** Start DATA SHOWN **

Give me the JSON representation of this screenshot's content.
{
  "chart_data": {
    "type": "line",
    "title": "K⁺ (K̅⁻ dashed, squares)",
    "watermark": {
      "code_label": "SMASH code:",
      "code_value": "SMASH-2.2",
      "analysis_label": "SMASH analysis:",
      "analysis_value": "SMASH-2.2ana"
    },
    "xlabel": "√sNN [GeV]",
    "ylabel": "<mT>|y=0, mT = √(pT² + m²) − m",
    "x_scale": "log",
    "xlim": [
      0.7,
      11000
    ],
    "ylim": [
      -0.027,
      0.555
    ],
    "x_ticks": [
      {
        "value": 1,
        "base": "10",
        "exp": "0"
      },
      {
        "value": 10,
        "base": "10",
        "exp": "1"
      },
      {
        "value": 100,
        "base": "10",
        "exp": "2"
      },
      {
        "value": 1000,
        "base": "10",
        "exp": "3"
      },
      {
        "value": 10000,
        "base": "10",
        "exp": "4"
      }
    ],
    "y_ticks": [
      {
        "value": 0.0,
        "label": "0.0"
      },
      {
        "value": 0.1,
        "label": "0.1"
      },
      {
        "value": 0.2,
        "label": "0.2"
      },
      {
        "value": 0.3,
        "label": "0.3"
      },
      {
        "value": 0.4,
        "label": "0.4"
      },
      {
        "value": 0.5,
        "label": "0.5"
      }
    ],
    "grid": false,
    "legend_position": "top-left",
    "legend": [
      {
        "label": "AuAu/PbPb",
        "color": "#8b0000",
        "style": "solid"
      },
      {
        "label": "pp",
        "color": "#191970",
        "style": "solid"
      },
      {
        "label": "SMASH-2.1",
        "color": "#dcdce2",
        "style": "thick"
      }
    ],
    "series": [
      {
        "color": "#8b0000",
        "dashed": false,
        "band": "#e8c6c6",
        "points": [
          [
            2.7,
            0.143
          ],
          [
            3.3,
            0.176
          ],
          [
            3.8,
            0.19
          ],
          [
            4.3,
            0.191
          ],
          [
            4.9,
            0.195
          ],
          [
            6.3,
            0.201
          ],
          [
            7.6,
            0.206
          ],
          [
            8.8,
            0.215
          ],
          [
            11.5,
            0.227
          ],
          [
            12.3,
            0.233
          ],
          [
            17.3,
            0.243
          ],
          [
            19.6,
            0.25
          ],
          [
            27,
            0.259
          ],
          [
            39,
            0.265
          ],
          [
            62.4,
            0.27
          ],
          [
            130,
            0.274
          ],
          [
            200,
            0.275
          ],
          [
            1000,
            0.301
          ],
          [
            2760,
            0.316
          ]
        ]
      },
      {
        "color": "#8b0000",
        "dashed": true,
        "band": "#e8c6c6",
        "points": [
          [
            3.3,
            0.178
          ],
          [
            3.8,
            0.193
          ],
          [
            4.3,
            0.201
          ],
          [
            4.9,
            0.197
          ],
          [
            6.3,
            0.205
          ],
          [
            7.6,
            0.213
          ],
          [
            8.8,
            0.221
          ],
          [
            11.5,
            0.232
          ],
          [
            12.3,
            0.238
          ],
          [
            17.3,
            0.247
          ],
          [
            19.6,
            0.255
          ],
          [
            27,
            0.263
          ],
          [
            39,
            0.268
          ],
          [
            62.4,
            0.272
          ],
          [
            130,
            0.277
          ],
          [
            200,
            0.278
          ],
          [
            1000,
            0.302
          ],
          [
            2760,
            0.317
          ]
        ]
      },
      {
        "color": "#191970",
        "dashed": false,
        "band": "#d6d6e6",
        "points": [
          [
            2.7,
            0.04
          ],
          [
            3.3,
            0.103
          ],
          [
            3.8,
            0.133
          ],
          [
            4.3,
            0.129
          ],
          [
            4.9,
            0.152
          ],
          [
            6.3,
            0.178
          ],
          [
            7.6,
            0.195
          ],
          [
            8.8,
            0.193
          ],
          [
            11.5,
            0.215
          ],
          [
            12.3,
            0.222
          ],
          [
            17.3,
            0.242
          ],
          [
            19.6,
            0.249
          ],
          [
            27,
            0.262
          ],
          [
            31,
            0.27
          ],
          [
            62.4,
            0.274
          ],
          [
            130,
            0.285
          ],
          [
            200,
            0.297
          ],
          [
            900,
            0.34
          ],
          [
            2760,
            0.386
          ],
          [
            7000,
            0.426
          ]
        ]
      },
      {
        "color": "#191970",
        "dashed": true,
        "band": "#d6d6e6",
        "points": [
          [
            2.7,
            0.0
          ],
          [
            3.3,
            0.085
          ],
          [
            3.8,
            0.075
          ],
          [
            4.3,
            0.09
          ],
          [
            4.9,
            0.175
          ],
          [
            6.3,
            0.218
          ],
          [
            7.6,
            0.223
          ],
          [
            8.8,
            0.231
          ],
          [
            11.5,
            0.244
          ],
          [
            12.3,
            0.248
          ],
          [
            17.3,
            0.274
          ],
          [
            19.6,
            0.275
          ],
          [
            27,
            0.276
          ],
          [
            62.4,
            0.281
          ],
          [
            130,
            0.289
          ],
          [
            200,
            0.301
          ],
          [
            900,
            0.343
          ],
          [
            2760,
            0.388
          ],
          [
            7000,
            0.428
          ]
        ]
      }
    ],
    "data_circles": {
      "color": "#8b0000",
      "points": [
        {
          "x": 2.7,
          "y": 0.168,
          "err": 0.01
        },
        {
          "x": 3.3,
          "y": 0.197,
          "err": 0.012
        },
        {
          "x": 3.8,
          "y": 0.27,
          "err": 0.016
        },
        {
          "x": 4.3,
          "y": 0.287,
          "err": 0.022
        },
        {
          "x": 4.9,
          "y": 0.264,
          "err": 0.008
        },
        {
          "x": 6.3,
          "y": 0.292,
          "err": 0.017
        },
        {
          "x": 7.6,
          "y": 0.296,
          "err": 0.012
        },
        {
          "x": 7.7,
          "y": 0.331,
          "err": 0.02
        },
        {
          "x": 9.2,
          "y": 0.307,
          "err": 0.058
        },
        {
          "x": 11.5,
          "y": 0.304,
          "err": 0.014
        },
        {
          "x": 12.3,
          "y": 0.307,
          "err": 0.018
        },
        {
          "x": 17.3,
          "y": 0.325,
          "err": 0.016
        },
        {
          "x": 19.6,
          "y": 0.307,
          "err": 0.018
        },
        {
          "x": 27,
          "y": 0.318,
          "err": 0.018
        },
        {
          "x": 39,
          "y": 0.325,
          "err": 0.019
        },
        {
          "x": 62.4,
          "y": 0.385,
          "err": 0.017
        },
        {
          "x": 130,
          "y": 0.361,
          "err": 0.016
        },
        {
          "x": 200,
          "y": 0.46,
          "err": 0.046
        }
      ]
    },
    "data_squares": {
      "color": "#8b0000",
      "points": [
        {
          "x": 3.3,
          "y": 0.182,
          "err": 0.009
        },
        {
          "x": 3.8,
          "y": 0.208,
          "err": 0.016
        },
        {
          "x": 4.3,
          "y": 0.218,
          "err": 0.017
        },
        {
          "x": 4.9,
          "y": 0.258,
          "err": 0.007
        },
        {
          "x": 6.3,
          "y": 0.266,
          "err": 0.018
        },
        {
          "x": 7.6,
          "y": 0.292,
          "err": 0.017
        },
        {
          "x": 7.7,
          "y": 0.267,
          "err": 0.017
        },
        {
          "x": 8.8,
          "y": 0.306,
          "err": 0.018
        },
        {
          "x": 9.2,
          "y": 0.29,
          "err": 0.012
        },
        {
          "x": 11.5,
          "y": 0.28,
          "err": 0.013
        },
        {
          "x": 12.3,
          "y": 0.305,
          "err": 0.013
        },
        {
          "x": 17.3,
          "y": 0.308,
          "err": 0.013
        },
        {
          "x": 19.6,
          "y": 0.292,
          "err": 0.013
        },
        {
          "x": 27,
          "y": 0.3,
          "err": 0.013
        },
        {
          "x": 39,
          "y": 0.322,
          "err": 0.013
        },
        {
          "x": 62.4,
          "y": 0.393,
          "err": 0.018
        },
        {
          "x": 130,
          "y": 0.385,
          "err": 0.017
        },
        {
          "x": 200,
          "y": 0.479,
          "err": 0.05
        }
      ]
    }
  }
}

** End DATA SHOWN **

EXERCISE GOAL »
Check the data for the word "SMASH" and pull out the lines that have it.

TASK ANSWER »
      "code_label": "SMASH code:",
      "code_value": "SMASH-2.2",
      "analysis_label": "SMASH analysis:",
      "analysis_value": "SMASH-2.2ana"
        "label": "SMASH-2.1",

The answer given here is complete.